Notice that throughout the paper we have been talking about the Optical Path Difference Height because we want to make it clear that we are not measuring the morphological height or depth of these per se, but the phase change they produce. That justifies the scale with which the HPFM is represented, together with the fact that when recovering the phase by measuring the intensity propagation, the details that are below the axis resolution of the system (not the lateral resolution) are mitigated but not disappeared, as vanDam refers in his work48.

Concerning the PCA and the SVM model, the example ploted in the Fig. 8 with the first 3 PCs for 3 mm pupil diameter shows that both groups are in two separate regions, and the principal components that distinguish between both groups are obtained from the metrics that would be easily interpreted by ophthalmologists: guttae distribution, guttae area, and regions detected. The pathologic group tends to be more crowded than the healthy group. Given the clear distribution of values of both groups, we have chosen to perform the automatic binary classification using the SVM method, thinking that it would be the best fit since it generates a plane that tries to separate both groups with the greatest possible difference. This model has achieved a sensitivity of approximately 95%, and there is no difference between its classification and that of the ophthalmologists, being more sensitive than other works with 91% using only images to train the classifier model49. However, the remaining percentage would be influenced by the fact that each eye has been evaluated by a single ophthalmologist, having participated five in total. So, the examination and diagnosis depend on the experience of each one, where it may be the case that incipient cases of FECD can be classified as healthy (False Negatives) or vice versa (False Positives). Also, we should consider that the recovered phase is from all the ocular media and not just from the cornea. Hence, particles, vacuoles, or pigment could be detected by the automatic method as guttae in a healthy eye, labeling it as FECD (False Positives). Moreover, the pathological sample includes patients with cataracts that could hide guttae where both media overlap and the method would classify an eye with FECD as a healthy eye (False Negatives).

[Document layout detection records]

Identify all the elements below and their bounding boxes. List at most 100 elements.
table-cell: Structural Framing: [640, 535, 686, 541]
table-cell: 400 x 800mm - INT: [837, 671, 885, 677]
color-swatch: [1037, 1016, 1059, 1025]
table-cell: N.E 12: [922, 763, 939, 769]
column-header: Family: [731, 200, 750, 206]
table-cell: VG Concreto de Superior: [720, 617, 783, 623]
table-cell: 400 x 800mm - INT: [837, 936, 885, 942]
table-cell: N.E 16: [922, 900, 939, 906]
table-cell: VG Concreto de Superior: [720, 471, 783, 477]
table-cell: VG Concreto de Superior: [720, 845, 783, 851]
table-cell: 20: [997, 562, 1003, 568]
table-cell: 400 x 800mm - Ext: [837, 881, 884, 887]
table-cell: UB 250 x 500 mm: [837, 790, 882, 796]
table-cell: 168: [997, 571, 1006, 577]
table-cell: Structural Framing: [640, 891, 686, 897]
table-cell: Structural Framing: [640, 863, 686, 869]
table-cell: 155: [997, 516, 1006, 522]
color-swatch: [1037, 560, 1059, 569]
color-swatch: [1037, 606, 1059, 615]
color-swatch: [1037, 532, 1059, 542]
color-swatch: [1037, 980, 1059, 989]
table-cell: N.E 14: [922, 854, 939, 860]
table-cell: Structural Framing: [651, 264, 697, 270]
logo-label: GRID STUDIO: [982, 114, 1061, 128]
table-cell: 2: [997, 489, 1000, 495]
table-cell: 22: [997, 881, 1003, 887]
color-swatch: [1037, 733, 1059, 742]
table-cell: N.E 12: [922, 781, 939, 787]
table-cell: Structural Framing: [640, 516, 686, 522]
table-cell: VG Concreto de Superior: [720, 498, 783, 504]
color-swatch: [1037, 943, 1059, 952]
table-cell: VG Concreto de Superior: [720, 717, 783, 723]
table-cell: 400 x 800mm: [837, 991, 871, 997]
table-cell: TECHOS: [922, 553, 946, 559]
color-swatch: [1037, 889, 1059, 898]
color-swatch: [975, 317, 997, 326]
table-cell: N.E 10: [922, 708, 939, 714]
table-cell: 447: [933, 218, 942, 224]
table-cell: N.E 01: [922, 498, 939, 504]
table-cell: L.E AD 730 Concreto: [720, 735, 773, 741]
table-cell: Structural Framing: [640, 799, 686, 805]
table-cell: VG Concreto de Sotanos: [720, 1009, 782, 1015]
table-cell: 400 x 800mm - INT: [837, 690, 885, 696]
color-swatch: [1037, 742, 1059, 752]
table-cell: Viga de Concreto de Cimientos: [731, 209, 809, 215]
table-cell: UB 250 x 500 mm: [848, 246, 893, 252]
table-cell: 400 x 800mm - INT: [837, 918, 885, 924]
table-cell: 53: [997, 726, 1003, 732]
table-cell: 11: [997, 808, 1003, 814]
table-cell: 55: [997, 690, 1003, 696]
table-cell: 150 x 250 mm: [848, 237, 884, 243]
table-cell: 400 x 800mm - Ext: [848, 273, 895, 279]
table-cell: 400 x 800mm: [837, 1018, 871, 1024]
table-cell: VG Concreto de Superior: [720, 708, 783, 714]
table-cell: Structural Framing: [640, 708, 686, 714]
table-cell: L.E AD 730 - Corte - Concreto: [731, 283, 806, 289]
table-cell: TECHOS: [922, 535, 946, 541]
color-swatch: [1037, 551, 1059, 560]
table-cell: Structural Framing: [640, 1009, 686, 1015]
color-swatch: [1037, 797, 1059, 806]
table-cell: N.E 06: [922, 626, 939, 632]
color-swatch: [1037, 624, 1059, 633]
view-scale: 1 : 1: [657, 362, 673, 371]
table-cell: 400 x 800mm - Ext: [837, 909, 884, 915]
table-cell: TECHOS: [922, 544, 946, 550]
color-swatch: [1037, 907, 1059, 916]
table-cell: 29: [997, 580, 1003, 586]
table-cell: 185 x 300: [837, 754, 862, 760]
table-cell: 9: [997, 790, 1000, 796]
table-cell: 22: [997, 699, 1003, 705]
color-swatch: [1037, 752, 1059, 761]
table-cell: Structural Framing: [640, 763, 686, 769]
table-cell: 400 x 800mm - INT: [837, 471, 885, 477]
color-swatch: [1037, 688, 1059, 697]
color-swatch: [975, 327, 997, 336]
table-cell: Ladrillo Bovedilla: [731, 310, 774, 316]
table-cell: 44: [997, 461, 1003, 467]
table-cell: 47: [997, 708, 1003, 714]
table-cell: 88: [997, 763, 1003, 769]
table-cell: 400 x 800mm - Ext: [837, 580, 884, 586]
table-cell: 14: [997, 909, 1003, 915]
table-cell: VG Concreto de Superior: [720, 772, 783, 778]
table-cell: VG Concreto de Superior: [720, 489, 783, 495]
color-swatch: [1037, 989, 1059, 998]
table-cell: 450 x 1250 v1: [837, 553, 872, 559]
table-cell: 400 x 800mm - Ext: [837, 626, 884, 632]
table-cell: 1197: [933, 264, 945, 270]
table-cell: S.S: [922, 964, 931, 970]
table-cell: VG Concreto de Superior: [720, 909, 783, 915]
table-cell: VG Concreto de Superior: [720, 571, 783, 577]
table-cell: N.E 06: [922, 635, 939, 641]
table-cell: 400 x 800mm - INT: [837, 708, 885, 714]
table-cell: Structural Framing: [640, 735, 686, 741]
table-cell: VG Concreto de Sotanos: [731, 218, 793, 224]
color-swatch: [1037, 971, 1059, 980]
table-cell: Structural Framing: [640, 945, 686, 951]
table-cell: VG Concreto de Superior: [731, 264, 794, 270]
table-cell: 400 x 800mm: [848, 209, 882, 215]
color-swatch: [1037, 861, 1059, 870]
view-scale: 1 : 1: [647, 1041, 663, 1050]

## Tasks to perform
**A)** In the passage on FECD guttae detection, what sensitivity did the SVM model reach?
**B)** The FECD guttae passage names the metrics behind the principal components that separate the two groups. List all of them.
**C)** Extend the passage on FECD guttae detection, picking up after its final sentence.
These records have no connection to the passage on guttae detection in Fuchs endothelial corneal dystrophy (FECD).

## Answers to each task
**A)** Approximately 95%.

**B)** Guttae distribution, guttae area, and regions detected.

**C)**
On the other hand, this automatic classifier is trained only using metrics, but we are aware that these accuracy results can be improved by applying algorithms that allow training neural networks combining the results of the metrics together with the HPFM, and that is also able to distinguish between different pathologies by taking advantage of the results of previous studies, as other authors have already achieved using only images50. Despite this, the purpose of this study is to present the automatic gutta detection method, its development, and its ability to obtain objective results, leaving in the background the initial proposal of a binary classification model.

In summary, the objective quantification of guttae is an important prerequisite for the Fuchs’ Dystrophy assessment and treatment, and it would allow a better understanding of the origin of visual impairment, as the authors of the references advocate. In the same way, the literature raises the hypothesis that guttae are the source of the aberrations of the posterior corneal surface, although the cause is so far unknown. Because of the presented results, using this high-resolution sensor, it has been possible to process the phase so guttae could be extracted, demonstrating the relevance of analyzing the wavefront phase further low orders, as well as the impact of these protrusions in the ocular aberrations. Alongside this, a reliable objective analysis of the guttae could be performed with an automatic detection method, being a valid tool for the diagnosis and monitoring of the pathology over time.